# WORKING DATA:
* * *

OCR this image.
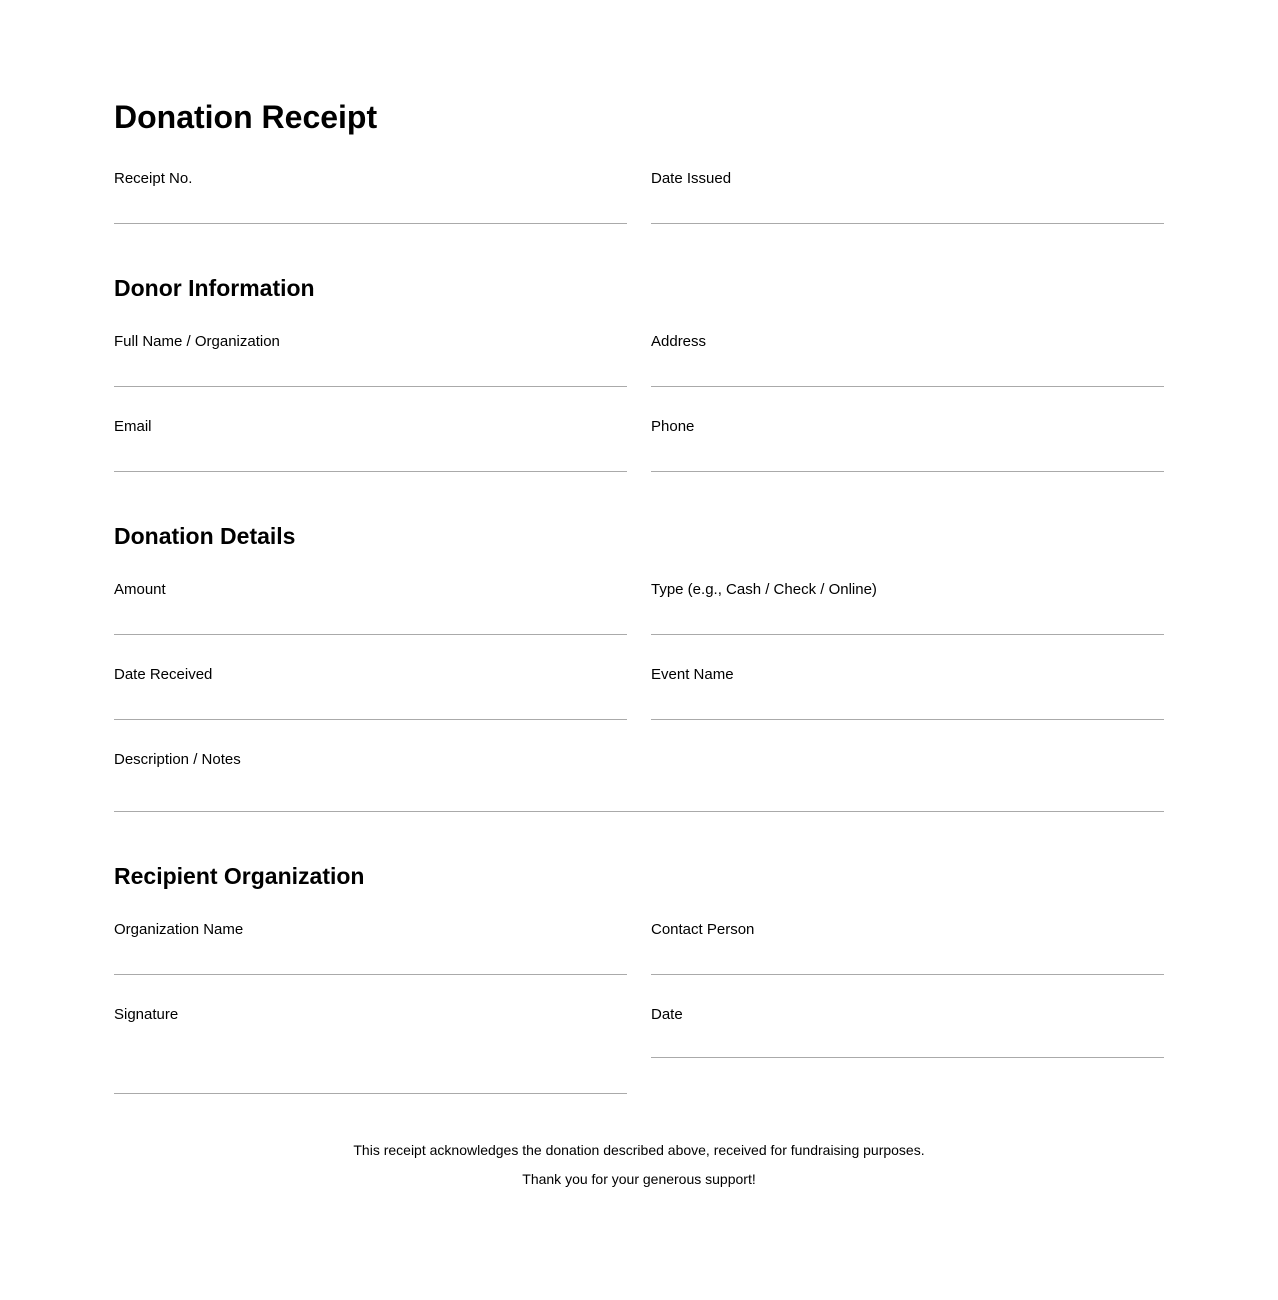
Donation Receipt
Receipt No.	Date Issued
Donor Information
Full Name / Organization	Address
Email	Phone
Donation Details
Amount	Type (e.g., Cash / Check / Online)
Date Received	Event Name
Description / Notes
Recipient Organization
Organization Name	Contact Person
Signature	Date

This receipt acknowledges the donation described above, received for fundraising purposes.

Thank you for your generous support!
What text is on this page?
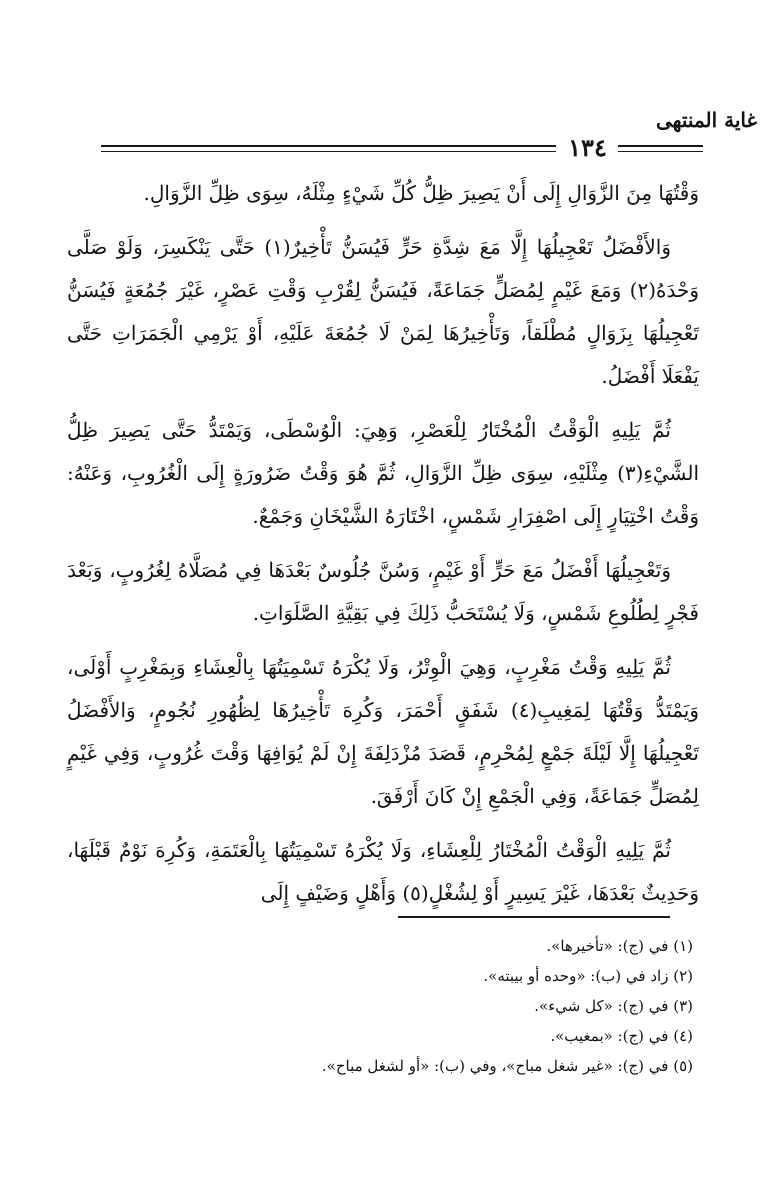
غاية المنتهى
١٣٤

وَقْتُهَا مِنَ الزَّوَالِ إِلَى أَنْ يَصِيرَ ظِلُّ كُلِّ شَيْءٍ مِثْلَهُ، سِوَى ظِلِّ الزَّوَالِ.

وَالأَفْضَلُ تَعْجِيلُهَا إِلَّا مَعَ شِدَّةِ حَرٍّ فَيُسَنُّ تَأْخِيرٌ(١) حَتَّى يَنْكَسِرَ، وَلَوْ صَلَّى وَحْدَهُ(٢) وَمَعَ غَيْمٍ لِمُصَلٍّ جَمَاعَةً، فَيُسَنُّ لِقُرْبِ وَقْتِ عَصْرٍ، غَيْرَ جُمُعَةٍ فَيُسَنُّ تَعْجِيلُهَا بِزَوَالٍ مُطْلَقاً، وَتَأْخِيرُهَا لِمَنْ لَا جُمُعَةَ عَلَيْهِ، أَوْ يَرْمِي الْجَمَرَاتِ حَتَّى يَفْعَلَا أَفْضَلُ.

ثُمَّ يَلِيهِ الْوَقْتُ الْمُخْتَارُ لِلْعَصْرِ، وَهِيَ: الْوُسْطَى، وَيَمْتَدُّ حَتَّى يَصِيرَ ظِلُّ الشَّيْءِ(٣) مِثْلَيْهِ، سِوَى ظِلِّ الزَّوَالِ، ثُمَّ هُوَ وَقْتُ ضَرُورَةٍ إِلَى الْغُرُوبِ، وَعَنْهُ: وَقْتُ اخْتِيَارٍ إِلَى اصْفِرَارِ شَمْسٍ، اخْتَارَهُ الشَّيْخَانِ وَجَمْعٌ.

وَتَعْجِيلُهَا أَفْضَلُ مَعَ حَرٍّ أَوْ غَيْمٍ، وَسُنَّ جُلُوسٌ بَعْدَهَا فِي مُصَلَّاهُ لِغُرُوبٍ، وَبَعْدَ فَجْرٍ لِطُلُوعِ شَمْسٍ، وَلَا يُسْتَحَبُّ ذَلِكَ فِي بَقِيَّةِ الصَّلَوَاتِ.

ثُمَّ يَلِيهِ وَقْتُ مَغْرِبٍ، وَهِيَ الْوِتْرُ، وَلَا يُكْرَهُ تَسْمِيَتُهَا بِالْعِشَاءِ وَبِمَغْرِبٍ أَوْلَى، وَيَمْتَدُّ وَقْتُهَا لِمَغِيبِ(٤) شَفَقٍ أَحْمَرَ، وَكُرِهَ تَأْخِيرُهَا لِظُهُورِ نُجُومٍ، وَالأَفْضَلُ تَعْجِيلُهَا إِلَّا لَيْلَةَ جَمْعٍ لِمُحْرِمٍ، قَصَدَ مُزْدَلِفَةَ إِنْ لَمْ يُوَافِهَا وَقْتَ غُرُوبٍ، وَفِي غَيْمٍ لِمُصَلٍّ جَمَاعَةً، وَفِي الْجَمْعِ إِنْ كَانَ أَرْفَقَ.

ثُمَّ يَلِيهِ الْوَقْتُ الْمُخْتَارُ لِلْعِشَاءِ، وَلَا يُكْرَهُ تَسْمِيَتُهَا بِالْعَتَمَةِ، وَكُرِهَ نَوْمٌ قَبْلَهَا، وَحَدِيثٌ بَعْدَهَا، غَيْرَ يَسِيرٍ أَوْ لِشُغْلٍ(٥) وَأَهْلٍ وَضَيْفٍ إِلَى

(١) في (ج): «تأخيرها».
(٢) زاد في (ب): «وحده أو بيبته».
(٣) في (ج): «كل شيء».
(٤) في (ج): «بمغيب».
(٥) في (ج): «غير شغل مباح»، وفي (ب): «أو لشغل مباح».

* * *

# WRITTEN INSTRUCTION:
Using the material above, copy every line in which the string "Date" occurs.

# RESULT OF THIS EXERCISE:
Receipt No.	Date Issued
Date Received	Event Name
Signature	Date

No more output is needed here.